### Data shown
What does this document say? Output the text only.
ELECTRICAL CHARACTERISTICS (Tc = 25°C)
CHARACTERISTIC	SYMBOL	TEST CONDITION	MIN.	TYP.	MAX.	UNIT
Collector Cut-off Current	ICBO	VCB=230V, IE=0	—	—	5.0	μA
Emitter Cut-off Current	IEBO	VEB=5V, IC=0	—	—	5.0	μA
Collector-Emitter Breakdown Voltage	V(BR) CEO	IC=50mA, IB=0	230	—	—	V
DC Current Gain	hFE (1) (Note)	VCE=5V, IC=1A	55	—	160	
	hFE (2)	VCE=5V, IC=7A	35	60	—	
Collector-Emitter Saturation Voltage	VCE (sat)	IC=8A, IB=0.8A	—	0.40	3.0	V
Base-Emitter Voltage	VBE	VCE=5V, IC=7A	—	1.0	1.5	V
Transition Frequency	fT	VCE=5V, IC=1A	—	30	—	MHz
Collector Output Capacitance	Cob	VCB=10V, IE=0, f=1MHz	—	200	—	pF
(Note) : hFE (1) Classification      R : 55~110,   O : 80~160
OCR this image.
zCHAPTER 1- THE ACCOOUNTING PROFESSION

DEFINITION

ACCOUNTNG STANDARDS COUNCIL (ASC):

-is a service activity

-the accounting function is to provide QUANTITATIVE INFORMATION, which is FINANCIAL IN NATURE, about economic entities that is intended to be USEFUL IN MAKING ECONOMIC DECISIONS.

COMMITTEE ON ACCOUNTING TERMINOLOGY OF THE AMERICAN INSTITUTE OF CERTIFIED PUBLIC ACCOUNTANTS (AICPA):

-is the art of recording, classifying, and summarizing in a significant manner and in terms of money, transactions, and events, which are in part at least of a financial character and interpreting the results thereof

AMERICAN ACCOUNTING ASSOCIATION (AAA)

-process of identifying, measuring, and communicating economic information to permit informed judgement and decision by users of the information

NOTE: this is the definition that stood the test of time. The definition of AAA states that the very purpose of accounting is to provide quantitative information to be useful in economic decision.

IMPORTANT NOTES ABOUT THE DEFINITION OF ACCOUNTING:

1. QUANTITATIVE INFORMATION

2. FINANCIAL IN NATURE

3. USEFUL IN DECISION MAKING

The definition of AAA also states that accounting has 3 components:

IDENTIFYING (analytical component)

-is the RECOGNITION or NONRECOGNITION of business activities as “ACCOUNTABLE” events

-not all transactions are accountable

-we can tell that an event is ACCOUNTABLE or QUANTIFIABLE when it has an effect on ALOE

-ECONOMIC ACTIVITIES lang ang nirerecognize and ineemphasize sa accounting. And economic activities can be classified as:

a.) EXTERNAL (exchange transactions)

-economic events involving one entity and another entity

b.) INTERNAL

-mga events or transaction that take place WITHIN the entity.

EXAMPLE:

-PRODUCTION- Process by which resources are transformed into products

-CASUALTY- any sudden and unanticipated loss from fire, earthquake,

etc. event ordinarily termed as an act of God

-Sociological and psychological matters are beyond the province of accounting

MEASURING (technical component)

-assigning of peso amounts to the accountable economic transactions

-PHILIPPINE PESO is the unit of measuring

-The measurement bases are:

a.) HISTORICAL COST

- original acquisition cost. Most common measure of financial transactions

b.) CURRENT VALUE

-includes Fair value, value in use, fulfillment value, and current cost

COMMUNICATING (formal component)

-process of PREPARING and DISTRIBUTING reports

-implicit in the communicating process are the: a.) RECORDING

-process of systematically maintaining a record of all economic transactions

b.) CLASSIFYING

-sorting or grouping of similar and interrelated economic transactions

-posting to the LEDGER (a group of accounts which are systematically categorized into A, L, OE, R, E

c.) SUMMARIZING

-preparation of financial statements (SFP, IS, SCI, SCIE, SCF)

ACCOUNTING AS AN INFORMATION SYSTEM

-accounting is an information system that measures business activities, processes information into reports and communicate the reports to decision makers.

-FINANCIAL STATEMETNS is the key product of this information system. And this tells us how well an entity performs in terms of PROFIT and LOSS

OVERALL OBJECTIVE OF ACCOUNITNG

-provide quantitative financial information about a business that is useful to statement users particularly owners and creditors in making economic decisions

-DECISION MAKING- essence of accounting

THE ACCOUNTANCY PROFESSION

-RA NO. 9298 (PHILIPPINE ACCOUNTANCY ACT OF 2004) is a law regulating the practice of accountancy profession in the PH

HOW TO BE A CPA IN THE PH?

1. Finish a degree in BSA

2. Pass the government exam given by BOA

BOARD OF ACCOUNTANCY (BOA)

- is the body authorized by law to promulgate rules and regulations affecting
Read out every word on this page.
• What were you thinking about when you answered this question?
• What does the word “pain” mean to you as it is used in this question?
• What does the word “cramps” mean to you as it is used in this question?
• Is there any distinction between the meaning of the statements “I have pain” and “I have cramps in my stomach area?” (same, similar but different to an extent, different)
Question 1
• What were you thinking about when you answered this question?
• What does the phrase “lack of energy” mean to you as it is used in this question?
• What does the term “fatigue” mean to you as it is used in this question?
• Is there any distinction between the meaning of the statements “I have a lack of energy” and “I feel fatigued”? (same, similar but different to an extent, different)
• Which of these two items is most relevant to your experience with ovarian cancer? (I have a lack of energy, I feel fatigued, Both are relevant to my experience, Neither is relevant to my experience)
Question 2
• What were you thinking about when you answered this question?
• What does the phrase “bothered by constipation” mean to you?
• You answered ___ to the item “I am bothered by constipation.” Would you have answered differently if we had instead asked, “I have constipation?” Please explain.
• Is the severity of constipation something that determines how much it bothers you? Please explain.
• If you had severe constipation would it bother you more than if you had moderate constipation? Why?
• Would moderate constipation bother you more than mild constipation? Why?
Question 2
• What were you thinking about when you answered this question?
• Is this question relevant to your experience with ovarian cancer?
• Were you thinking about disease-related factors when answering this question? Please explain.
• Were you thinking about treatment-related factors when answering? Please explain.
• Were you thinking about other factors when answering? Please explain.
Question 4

### Request
Each line above that includes "ACCOUNTANCY" counts once; state the total and nothing more.

### Written solution
3